Records shown ->
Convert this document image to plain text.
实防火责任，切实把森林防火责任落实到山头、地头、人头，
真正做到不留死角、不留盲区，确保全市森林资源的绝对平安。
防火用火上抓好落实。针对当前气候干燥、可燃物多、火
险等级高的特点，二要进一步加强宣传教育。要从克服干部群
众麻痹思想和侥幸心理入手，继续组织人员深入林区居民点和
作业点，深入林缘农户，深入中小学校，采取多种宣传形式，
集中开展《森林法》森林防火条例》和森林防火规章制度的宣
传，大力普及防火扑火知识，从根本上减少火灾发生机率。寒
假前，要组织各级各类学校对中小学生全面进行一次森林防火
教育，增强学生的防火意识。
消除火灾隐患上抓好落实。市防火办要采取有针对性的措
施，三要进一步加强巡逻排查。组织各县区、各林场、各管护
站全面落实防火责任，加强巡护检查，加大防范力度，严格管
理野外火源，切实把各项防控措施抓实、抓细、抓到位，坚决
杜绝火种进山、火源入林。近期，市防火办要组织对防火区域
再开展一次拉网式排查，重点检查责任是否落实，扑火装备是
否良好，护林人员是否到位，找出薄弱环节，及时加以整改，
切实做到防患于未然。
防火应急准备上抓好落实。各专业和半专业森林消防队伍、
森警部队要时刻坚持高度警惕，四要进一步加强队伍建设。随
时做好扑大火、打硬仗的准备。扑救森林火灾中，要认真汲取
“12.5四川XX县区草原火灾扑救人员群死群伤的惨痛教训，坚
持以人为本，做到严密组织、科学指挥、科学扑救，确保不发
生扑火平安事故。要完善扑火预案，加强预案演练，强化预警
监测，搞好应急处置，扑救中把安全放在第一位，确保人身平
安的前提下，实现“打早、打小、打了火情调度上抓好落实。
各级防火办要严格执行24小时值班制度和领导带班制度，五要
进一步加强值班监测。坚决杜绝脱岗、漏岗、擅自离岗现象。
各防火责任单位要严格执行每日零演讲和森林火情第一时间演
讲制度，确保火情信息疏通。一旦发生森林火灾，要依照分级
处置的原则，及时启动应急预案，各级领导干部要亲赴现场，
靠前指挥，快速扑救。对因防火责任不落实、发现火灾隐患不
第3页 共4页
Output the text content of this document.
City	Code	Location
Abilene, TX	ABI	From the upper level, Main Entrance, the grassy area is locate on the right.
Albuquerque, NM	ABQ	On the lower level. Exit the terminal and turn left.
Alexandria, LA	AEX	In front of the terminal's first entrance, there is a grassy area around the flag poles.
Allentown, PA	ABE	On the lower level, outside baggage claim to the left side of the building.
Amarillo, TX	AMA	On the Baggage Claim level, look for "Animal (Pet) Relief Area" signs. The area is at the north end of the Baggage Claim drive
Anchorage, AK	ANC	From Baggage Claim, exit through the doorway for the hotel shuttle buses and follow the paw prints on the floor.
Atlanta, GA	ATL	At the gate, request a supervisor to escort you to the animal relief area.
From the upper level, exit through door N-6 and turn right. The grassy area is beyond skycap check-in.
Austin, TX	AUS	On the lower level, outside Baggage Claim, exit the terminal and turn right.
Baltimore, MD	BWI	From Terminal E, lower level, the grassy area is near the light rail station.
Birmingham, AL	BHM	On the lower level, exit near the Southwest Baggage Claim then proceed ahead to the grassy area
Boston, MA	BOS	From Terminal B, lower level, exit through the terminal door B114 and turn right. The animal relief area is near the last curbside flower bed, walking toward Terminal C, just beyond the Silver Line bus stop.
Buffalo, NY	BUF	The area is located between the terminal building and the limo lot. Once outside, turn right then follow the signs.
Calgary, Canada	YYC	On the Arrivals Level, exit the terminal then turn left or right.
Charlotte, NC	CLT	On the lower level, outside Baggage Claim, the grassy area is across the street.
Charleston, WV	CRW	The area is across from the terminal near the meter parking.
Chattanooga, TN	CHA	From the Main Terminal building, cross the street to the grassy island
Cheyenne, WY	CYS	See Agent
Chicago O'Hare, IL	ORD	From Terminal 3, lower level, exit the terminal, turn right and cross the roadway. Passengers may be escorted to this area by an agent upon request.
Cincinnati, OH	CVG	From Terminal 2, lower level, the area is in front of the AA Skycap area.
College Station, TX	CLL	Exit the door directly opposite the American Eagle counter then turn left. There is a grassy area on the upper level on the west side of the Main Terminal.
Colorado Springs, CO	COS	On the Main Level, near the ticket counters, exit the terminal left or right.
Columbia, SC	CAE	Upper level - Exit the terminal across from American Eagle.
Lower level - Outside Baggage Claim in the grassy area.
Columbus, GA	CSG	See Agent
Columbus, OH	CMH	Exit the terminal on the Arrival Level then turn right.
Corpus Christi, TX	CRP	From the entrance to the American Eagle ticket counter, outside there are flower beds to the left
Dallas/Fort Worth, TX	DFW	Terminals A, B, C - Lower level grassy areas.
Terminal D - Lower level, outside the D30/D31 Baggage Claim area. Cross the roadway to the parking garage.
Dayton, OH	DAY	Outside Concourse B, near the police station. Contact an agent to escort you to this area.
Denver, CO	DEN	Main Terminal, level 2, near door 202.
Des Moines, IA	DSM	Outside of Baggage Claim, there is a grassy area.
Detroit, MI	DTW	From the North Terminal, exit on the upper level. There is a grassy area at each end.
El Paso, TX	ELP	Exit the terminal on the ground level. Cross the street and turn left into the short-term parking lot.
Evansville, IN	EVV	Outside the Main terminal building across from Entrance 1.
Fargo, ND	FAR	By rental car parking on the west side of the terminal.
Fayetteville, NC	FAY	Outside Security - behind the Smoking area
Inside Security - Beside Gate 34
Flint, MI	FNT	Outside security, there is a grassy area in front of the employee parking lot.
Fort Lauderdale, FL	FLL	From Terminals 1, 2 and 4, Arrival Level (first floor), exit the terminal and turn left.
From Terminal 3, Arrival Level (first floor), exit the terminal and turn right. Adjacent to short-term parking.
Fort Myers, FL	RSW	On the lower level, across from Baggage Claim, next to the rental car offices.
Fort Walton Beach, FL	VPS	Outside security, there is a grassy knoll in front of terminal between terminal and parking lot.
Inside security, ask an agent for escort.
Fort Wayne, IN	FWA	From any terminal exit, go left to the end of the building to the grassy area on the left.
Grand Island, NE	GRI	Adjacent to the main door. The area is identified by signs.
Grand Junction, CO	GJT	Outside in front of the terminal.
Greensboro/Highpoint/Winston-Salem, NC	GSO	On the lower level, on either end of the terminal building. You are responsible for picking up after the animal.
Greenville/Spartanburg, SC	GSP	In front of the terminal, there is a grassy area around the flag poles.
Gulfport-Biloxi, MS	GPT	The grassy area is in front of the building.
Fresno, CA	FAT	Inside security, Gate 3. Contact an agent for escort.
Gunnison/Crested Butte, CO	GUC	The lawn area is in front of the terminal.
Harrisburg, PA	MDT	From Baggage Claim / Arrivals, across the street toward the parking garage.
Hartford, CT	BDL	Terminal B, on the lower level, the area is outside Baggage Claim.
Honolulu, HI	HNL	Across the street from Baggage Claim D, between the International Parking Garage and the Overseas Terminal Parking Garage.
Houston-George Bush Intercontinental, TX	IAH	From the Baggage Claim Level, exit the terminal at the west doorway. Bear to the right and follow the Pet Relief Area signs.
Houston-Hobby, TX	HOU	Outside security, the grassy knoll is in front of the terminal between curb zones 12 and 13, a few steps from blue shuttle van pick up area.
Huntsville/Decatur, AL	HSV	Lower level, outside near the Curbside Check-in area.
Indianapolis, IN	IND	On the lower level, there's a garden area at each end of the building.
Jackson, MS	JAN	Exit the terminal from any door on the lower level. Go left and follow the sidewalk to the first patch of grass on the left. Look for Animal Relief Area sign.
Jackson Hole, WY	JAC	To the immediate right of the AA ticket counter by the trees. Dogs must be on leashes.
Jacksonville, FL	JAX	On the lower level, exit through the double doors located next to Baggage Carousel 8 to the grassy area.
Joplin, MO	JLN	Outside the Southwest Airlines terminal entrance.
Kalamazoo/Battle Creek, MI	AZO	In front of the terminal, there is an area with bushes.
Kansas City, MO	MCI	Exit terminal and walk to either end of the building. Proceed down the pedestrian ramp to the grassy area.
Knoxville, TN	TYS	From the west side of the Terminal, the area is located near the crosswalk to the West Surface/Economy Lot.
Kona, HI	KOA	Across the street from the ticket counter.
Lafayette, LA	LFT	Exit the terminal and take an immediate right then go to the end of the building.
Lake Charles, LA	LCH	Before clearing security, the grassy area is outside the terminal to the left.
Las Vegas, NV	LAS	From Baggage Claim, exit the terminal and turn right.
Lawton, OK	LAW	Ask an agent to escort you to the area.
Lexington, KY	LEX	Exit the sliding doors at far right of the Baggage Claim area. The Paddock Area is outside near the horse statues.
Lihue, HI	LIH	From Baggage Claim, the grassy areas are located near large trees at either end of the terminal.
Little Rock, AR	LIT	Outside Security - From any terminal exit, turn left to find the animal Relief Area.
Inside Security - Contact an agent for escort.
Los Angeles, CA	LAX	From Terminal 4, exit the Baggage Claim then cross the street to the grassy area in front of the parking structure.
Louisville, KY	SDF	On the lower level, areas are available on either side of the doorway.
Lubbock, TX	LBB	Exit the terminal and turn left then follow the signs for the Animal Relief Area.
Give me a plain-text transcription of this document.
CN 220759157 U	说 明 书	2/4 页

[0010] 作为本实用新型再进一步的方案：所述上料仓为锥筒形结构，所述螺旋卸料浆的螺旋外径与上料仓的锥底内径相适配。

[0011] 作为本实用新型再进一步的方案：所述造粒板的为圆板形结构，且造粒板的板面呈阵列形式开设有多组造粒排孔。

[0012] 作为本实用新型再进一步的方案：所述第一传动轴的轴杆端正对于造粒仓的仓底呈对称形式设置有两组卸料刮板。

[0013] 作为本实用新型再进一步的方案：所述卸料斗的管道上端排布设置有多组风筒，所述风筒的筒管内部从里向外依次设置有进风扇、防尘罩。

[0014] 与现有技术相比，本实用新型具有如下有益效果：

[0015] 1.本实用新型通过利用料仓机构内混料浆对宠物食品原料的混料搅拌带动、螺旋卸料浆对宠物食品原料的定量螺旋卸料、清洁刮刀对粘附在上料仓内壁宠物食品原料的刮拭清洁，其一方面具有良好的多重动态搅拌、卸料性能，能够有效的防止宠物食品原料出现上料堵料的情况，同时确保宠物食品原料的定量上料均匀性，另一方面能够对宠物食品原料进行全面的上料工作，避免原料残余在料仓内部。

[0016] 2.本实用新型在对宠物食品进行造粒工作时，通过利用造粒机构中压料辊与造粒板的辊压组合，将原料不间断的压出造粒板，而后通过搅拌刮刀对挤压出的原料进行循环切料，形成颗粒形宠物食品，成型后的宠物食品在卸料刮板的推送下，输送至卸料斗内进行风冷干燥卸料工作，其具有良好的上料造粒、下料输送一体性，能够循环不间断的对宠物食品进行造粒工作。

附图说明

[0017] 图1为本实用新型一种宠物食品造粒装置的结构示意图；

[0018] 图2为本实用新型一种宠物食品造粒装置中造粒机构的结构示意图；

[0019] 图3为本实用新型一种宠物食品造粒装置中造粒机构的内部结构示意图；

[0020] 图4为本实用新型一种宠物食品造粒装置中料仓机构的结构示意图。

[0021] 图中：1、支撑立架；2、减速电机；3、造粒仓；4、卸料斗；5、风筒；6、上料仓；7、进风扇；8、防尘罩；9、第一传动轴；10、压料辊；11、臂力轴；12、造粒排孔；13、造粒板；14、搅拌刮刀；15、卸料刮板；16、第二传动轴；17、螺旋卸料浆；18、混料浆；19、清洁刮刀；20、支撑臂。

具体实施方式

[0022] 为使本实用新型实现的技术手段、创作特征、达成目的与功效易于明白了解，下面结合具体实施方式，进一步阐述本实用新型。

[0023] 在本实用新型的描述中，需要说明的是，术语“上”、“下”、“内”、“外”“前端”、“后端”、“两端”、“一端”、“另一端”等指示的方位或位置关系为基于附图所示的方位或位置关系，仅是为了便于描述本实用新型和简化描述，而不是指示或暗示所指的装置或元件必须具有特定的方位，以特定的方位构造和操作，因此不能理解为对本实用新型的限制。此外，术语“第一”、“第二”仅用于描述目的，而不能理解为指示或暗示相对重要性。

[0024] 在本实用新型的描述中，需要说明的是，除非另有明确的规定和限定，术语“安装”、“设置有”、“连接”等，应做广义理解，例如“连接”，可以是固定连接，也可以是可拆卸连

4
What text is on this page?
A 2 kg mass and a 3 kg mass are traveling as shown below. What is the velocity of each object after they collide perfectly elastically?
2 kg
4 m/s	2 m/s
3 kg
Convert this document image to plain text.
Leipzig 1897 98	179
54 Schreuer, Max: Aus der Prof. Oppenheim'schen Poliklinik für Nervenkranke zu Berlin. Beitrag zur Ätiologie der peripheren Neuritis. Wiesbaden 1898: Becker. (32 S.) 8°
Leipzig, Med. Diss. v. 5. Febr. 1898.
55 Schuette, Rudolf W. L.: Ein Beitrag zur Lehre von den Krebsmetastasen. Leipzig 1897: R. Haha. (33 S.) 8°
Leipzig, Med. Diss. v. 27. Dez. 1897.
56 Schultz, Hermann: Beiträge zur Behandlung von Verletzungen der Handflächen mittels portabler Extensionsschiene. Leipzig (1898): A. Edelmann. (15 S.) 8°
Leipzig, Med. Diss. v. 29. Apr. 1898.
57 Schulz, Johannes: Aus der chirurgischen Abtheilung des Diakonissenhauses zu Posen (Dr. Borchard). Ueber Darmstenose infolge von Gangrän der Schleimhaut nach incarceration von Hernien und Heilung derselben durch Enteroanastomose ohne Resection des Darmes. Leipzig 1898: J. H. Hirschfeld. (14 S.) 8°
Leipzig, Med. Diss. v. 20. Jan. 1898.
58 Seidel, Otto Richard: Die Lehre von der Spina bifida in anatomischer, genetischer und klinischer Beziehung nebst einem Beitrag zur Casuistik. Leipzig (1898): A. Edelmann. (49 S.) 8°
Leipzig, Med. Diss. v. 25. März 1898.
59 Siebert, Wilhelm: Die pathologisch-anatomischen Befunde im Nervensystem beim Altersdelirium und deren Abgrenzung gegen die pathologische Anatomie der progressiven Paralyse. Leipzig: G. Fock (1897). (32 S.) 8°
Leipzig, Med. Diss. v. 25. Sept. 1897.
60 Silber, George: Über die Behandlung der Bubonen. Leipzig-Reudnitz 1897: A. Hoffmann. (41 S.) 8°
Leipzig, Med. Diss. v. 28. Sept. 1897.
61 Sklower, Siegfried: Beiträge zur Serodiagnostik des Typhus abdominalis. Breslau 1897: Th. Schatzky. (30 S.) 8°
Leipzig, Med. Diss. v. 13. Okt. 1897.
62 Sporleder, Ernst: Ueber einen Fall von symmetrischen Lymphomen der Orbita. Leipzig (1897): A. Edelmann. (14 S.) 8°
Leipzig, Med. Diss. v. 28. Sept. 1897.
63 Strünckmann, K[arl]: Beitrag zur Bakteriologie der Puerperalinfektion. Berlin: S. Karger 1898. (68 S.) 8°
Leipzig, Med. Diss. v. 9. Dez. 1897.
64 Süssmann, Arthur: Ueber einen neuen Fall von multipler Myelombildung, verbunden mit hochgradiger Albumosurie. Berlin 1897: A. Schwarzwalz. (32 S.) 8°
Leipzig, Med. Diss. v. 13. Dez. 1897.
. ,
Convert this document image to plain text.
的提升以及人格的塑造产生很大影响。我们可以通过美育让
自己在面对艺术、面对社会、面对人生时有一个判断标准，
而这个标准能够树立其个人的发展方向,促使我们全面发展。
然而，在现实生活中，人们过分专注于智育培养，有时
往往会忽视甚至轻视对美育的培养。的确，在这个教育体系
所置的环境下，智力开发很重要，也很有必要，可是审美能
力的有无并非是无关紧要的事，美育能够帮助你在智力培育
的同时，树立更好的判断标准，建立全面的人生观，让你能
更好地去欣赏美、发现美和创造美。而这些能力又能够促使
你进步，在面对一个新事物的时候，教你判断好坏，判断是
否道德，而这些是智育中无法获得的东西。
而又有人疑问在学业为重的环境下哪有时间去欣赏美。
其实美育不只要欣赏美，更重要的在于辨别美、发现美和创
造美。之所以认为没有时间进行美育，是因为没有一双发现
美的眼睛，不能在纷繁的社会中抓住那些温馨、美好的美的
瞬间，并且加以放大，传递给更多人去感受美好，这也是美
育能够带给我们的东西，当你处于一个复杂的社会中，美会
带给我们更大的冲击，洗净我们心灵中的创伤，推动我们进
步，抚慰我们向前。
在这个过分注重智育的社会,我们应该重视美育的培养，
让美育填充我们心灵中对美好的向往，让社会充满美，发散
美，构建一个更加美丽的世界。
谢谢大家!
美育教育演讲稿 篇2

Directions for this task ->
Select every line in the material above where the string "Eagle" occurs, and copy it.

Exercise solution ->
College Station, TX	CLL	Exit the door directly opposite the American Eagle counter then turn left. There is a grassy area on the upper level on the west side of the Main Terminal.
Columbia, SC	CAE	Upper level - Exit the terminal across from American Eagle.
Corpus Christi, TX	CRP	From the entrance to the American Eagle ticket counter, outside there are flower beds to the left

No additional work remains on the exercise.